## Your objective
Leave the pictures out and transcribe every record exactly.

## Information provided
-=-=-=-=-
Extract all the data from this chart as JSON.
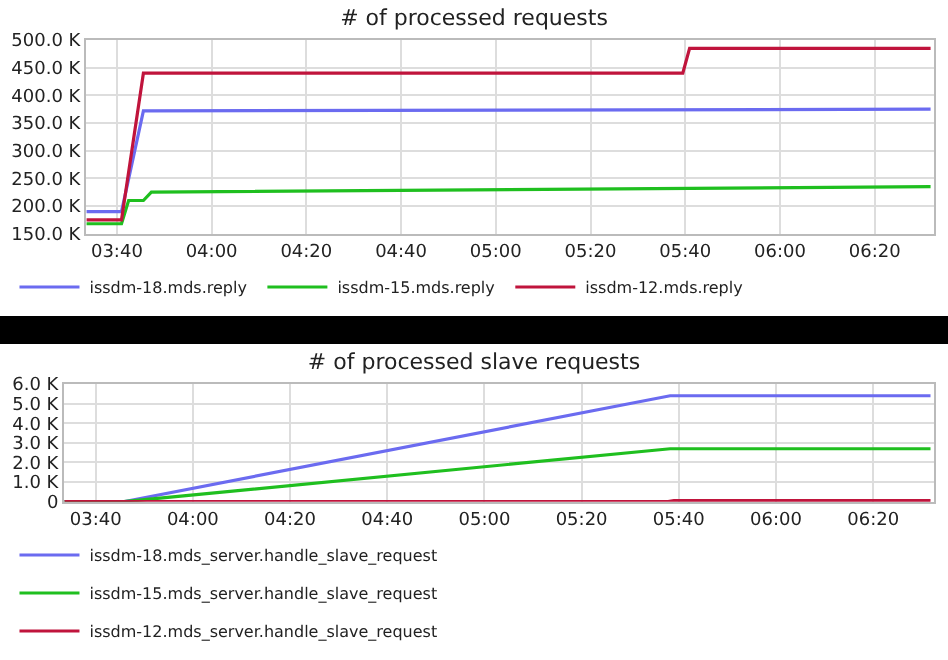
{
  "chart_data": [
    {
      "type": "line",
      "title": "# of processed requests",
      "xlim": [
        3.558,
        6.542
      ],
      "ylim": [
        150000,
        500000
      ],
      "xticks": [
        {
          "value": 3.6667,
          "label": "03:40"
        },
        {
          "value": 4,
          "label": "04:00"
        },
        {
          "value": 4.3333,
          "label": "04:20"
        },
        {
          "value": 4.6667,
          "label": "04:40"
        },
        {
          "value": 5,
          "label": "05:00"
        },
        {
          "value": 5.3333,
          "label": "05:20"
        },
        {
          "value": 5.6667,
          "label": "05:40"
        },
        {
          "value": 6,
          "label": "06:00"
        },
        {
          "value": 6.3333,
          "label": "06:20"
        }
      ],
      "yticks": [
        {
          "value": 150000,
          "label": "150.0 K"
        },
        {
          "value": 200000,
          "label": "200.0 K"
        },
        {
          "value": 250000,
          "label": "250.0 K"
        },
        {
          "value": 300000,
          "label": "300.0 K"
        },
        {
          "value": 350000,
          "label": "350.0 K"
        },
        {
          "value": 400000,
          "label": "400.0 K"
        },
        {
          "value": 450000,
          "label": "450.0 K"
        },
        {
          "value": 500000,
          "label": "500.0 K"
        }
      ],
      "grid": true,
      "legend": "bottom",
      "marker": "none",
      "line_style": "solid",
      "series": [
        {
          "name": "issdm-18.mds.reply",
          "color": "#6b6bf0",
          "x": [
            3.56,
            3.683,
            3.76,
            6.53
          ],
          "values": [
            190000,
            190000,
            372000,
            375000
          ]
        },
        {
          "name": "issdm-15.mds.reply",
          "color": "#1fbf1f",
          "x": [
            3.56,
            3.683,
            3.708,
            3.76,
            3.788,
            6.53
          ],
          "values": [
            168000,
            168000,
            210000,
            210000,
            225000,
            235000
          ]
        },
        {
          "name": "issdm-12.mds.reply",
          "color": "#c0143c",
          "x": [
            3.56,
            3.683,
            3.76,
            5.658,
            5.682,
            6.53
          ],
          "values": [
            175000,
            175000,
            440000,
            440000,
            485000,
            485000
          ]
        }
      ]
    },
    {
      "type": "line",
      "title": "# of processed slave requests",
      "xlim": [
        3.558,
        6.542
      ],
      "ylim": [
        0,
        6000
      ],
      "xticks": [
        {
          "value": 3.6667,
          "label": "03:40"
        },
        {
          "value": 4,
          "label": "04:00"
        },
        {
          "value": 4.3333,
          "label": "04:20"
        },
        {
          "value": 4.6667,
          "label": "04:40"
        },
        {
          "value": 5,
          "label": "05:00"
        },
        {
          "value": 5.3333,
          "label": "05:20"
        },
        {
          "value": 5.6667,
          "label": "05:40"
        },
        {
          "value": 6,
          "label": "06:00"
        },
        {
          "value": 6.3333,
          "label": "06:20"
        }
      ],
      "yticks": [
        0,
        {
          "value": 1000,
          "label": "1.0 K"
        },
        {
          "value": 2000,
          "label": "2.0 K"
        },
        {
          "value": 3000,
          "label": "3.0 K"
        },
        {
          "value": 4000,
          "label": "4.0 K"
        },
        {
          "value": 5000,
          "label": "5.0 K"
        },
        {
          "value": 6000,
          "label": "6.0 K"
        }
      ],
      "grid": true,
      "legend": "bottom",
      "marker": "none",
      "line_style": "solid",
      "series": [
        {
          "name": "issdm-18.mds_server.handle_slave_request",
          "color": "#6b6bf0",
          "x": [
            3.56,
            3.762,
            5.637,
            6.53
          ],
          "values": [
            0,
            0,
            5400,
            5400
          ]
        },
        {
          "name": "issdm-15.mds_server.handle_slave_request",
          "color": "#1fbf1f",
          "x": [
            3.56,
            3.762,
            5.637,
            6.53
          ],
          "values": [
            0,
            0,
            2700,
            2700
          ]
        },
        {
          "name": "issdm-12.mds_server.handle_slave_request",
          "color": "#c0143c",
          "x": [
            3.56,
            5.63,
            5.65,
            6.53
          ],
          "values": [
            0,
            0,
            50,
            50
          ]
        }
      ]
    }
  ]
}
-=-=-=-=-
## Expected answer
Extract all the data from this chart as JSON.
{
  "chart_data": [
    {
      "type": "line",
      "title": "# of processed requests",
      "xlim": [
        3.558,
        6.542
      ],
      "ylim": [
        150000,
        500000
      ],
      "xticks": [
        {
          "value": 3.6667,
          "label": "03:40"
        },
        {
          "value": 4,
          "label": "04:00"
        },
        {
          "value": 4.3333,
          "label": "04:20"
        },
        {
          "value": 4.6667,
          "label": "04:40"
        },
        {
          "value": 5,
          "label": "05:00"
        },
        {
          "value": 5.3333,
          "label": "05:20"
        },
        {
          "value": 5.6667,
          "label": "05:40"
        },
        {
          "value": 6,
          "label": "06:00"
        },
        {
          "value": 6.3333,
          "label": "06:20"
        }
      ],
      "yticks": [
        {
          "value": 150000,
          "label": "150.0 K"
        },
        {
          "value": 200000,
          "label": "200.0 K"
        },
        {
          "value": 250000,
          "label": "250.0 K"
        },
        {
          "value": 300000,
          "label": "300.0 K"
        },
        {
          "value": 350000,
          "label": "350.0 K"
        },
        {
          "value": 400000,
          "label": "400.0 K"
        },
        {
          "value": 450000,
          "label": "450.0 K"
        },
        {
          "value": 500000,
          "label": "500.0 K"
        }
      ],
      "grid": true,
      "legend": "bottom",
      "marker": "none",
      "line_style": "solid",
      "series": [
        {
          "name": "issdm-18.mds.reply",
          "color": "#6b6bf0",
          "x": [
            3.56,
            3.683,
            3.76,
            6.53
          ],
          "values": [
            190000,
            190000,
            372000,
            375000
          ]
        },
        {
          "name": "issdm-15.mds.reply",
          "color": "#1fbf1f",
          "x": [
            3.56,
            3.683,
            3.708,
            3.76,
            3.788,
            6.53
          ],
          "values": [
            168000,
            168000,
            210000,
            210000,
            225000,
            235000
          ]
        },
        {
          "name": "issdm-12.mds.reply",
          "color": "#c0143c",
          "x": [
            3.56,
            3.683,
            3.76,
            5.658,
            5.682,
            6.53
          ],
          "values": [
            175000,
            175000,
            440000,
            440000,
            485000,
            485000
          ]
        }
      ]
    },
    {
      "type": "line",
      "title": "# of processed slave requests",
      "xlim": [
        3.558,
        6.542
      ],
      "ylim": [
        0,
        6000
      ],
      "xticks": [
        {
          "value": 3.6667,
          "label": "03:40"
        },
        {
          "value": 4,
          "label": "04:00"
        },
        {
          "value": 4.3333,
          "label": "04:20"
        },
        {
          "value": 4.6667,
          "label": "04:40"
        },
        {
          "value": 5,
          "label": "05:00"
        },
        {
          "value": 5.3333,
          "label": "05:20"
        },
        {
          "value": 5.6667,
          "label": "05:40"
        },
        {
          "value": 6,
          "label": "06:00"
        },
        {
          "value": 6.3333,
          "label": "06:20"
        }
      ],
      "yticks": [
        0,
        {
          "value": 1000,
          "label": "1.0 K"
        },
        {
          "value": 2000,
          "label": "2.0 K"
        },
        {
          "value": 3000,
          "label": "3.0 K"
        },
        {
          "value": 4000,
          "label": "4.0 K"
        },
        {
          "value": 5000,
          "label": "5.0 K"
        },
        {
          "value": 6000,
          "label": "6.0 K"
        }
      ],
      "grid": true,
      "legend": "bottom",
      "marker": "none",
      "line_style": "solid",
      "series": [
        {
          "name": "issdm-18.mds_server.handle_slave_request",
          "color": "#6b6bf0",
          "x": [
            3.56,
            3.762,
            5.637,
            6.53
          ],
          "values": [
            0,
            0,
            5400,
            5400
          ]
        },
        {
          "name": "issdm-15.mds_server.handle_slave_request",
          "color": "#1fbf1f",
          "x": [
            3.56,
            3.762,
            5.637,
            6.53
          ],
          "values": [
            0,
            0,
            2700,
            2700
          ]
        },
        {
          "name": "issdm-12.mds_server.handle_slave_request",
          "color": "#c0143c",
          "x": [
            3.56,
            5.63,
            5.65,
            6.53
          ],
          "values": [
            0,
            0,
            50,
            50
          ]
        }
      ]
    }
  ]
}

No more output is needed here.